◆ **Request**
Can all of these lines be returned exactly?

◆ **Data provided**
┄┄┄┄┄┄┄┄┄┄
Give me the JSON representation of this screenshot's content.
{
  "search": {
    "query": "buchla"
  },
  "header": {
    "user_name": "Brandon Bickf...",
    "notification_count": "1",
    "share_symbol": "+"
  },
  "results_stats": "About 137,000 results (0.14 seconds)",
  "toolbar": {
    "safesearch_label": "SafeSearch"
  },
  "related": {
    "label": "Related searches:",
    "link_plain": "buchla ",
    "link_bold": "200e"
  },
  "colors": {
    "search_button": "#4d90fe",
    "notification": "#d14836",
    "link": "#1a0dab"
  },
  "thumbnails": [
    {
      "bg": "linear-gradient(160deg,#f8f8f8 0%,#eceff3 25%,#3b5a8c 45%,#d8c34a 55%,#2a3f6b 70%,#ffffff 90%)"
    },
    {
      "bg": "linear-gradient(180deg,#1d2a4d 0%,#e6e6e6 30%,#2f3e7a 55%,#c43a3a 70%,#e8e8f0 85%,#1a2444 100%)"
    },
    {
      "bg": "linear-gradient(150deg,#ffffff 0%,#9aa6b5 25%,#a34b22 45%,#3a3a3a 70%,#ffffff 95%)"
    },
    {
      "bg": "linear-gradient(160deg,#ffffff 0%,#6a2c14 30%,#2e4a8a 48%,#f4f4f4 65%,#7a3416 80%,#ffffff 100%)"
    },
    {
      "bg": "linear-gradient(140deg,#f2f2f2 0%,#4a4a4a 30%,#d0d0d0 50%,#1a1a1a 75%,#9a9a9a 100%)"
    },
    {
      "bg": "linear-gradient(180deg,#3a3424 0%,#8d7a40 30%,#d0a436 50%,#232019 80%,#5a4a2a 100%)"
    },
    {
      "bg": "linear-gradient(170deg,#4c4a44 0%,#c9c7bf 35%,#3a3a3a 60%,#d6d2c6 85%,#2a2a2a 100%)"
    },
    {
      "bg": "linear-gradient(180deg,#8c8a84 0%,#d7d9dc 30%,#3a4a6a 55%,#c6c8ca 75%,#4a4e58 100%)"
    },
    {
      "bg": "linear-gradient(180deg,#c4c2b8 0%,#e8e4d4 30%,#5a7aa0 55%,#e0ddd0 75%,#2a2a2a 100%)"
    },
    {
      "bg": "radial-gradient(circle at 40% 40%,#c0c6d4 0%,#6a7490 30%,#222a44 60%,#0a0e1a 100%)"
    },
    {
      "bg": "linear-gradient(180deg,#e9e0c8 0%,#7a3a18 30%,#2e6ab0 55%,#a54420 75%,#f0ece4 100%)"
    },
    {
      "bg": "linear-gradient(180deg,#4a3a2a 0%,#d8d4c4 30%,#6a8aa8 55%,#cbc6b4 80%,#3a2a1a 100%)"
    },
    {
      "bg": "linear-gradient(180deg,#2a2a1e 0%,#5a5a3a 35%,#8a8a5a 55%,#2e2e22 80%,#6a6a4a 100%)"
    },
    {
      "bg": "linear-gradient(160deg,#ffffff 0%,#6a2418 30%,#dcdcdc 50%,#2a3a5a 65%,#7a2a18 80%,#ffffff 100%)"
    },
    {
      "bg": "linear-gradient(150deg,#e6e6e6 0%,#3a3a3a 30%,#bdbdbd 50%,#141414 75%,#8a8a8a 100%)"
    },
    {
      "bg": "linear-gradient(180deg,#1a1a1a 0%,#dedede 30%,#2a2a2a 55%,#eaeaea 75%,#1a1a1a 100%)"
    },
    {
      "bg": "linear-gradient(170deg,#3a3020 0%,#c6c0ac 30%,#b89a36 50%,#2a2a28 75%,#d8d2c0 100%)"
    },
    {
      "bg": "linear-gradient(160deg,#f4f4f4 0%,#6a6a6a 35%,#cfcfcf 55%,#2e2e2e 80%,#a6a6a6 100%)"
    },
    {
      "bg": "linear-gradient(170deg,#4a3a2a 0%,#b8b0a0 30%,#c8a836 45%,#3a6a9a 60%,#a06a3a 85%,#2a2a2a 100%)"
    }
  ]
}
┄┄┄┄┄┄┄┄┄┄
◆ **Output below**
Give me the JSON representation of this screenshot's content.
{
  "search": {
    "query": "buchla"
  },
  "header": {
    "user_name": "Brandon Bickf...",
    "notification_count": "1",
    "share_symbol": "+"
  },
  "results_stats": "About 137,000 results (0.14 seconds)",
  "toolbar": {
    "safesearch_label": "SafeSearch"
  },
  "related": {
    "label": "Related searches:",
    "link_plain": "buchla ",
    "link_bold": "200e"
  },
  "colors": {
    "search_button": "#4d90fe",
    "notification": "#d14836",
    "link": "#1a0dab"
  },
  "thumbnails": [
    {
      "bg": "linear-gradient(160deg,#f8f8f8 0%,#eceff3 25%,#3b5a8c 45%,#d8c34a 55%,#2a3f6b 70%,#ffffff 90%)"
    },
    {
      "bg": "linear-gradient(180deg,#1d2a4d 0%,#e6e6e6 30%,#2f3e7a 55%,#c43a3a 70%,#e8e8f0 85%,#1a2444 100%)"
    },
    {
      "bg": "linear-gradient(150deg,#ffffff 0%,#9aa6b5 25%,#a34b22 45%,#3a3a3a 70%,#ffffff 95%)"
    },
    {
      "bg": "linear-gradient(160deg,#ffffff 0%,#6a2c14 30%,#2e4a8a 48%,#f4f4f4 65%,#7a3416 80%,#ffffff 100%)"
    },
    {
      "bg": "linear-gradient(140deg,#f2f2f2 0%,#4a4a4a 30%,#d0d0d0 50%,#1a1a1a 75%,#9a9a9a 100%)"
    },
    {
      "bg": "linear-gradient(180deg,#3a3424 0%,#8d7a40 30%,#d0a436 50%,#232019 80%,#5a4a2a 100%)"
    },
    {
      "bg": "linear-gradient(170deg,#4c4a44 0%,#c9c7bf 35%,#3a3a3a 60%,#d6d2c6 85%,#2a2a2a 100%)"
    },
    {
      "bg": "linear-gradient(180deg,#8c8a84 0%,#d7d9dc 30%,#3a4a6a 55%,#c6c8ca 75%,#4a4e58 100%)"
    },
    {
      "bg": "linear-gradient(180deg,#c4c2b8 0%,#e8e4d4 30%,#5a7aa0 55%,#e0ddd0 75%,#2a2a2a 100%)"
    },
    {
      "bg": "radial-gradient(circle at 40% 40%,#c0c6d4 0%,#6a7490 30%,#222a44 60%,#0a0e1a 100%)"
    },
    {
      "bg": "linear-gradient(180deg,#e9e0c8 0%,#7a3a18 30%,#2e6ab0 55%,#a54420 75%,#f0ece4 100%)"
    },
    {
      "bg": "linear-gradient(180deg,#4a3a2a 0%,#d8d4c4 30%,#6a8aa8 55%,#cbc6b4 80%,#3a2a1a 100%)"
    },
    {
      "bg": "linear-gradient(180deg,#2a2a1e 0%,#5a5a3a 35%,#8a8a5a 55%,#2e2e22 80%,#6a6a4a 100%)"
    },
    {
      "bg": "linear-gradient(160deg,#ffffff 0%,#6a2418 30%,#dcdcdc 50%,#2a3a5a 65%,#7a2a18 80%,#ffffff 100%)"
    },
    {
      "bg": "linear-gradient(150deg,#e6e6e6 0%,#3a3a3a 30%,#bdbdbd 50%,#141414 75%,#8a8a8a 100%)"
    },
    {
      "bg": "linear-gradient(180deg,#1a1a1a 0%,#dedede 30%,#2a2a2a 55%,#eaeaea 75%,#1a1a1a 100%)"
    },
    {
      "bg": "linear-gradient(170deg,#3a3020 0%,#c6c0ac 30%,#b89a36 50%,#2a2a28 75%,#d8d2c0 100%)"
    },
    {
      "bg": "linear-gradient(160deg,#f4f4f4 0%,#6a6a6a 35%,#cfcfcf 55%,#2e2e2e 80%,#a6a6a6 100%)"
    },
    {
      "bg": "linear-gradient(170deg,#4a3a2a 0%,#b8b0a0 30%,#c8a836 45%,#3a6a9a 60%,#a06a3a 85%,#2a2a2a 100%)"
    }
  ]
}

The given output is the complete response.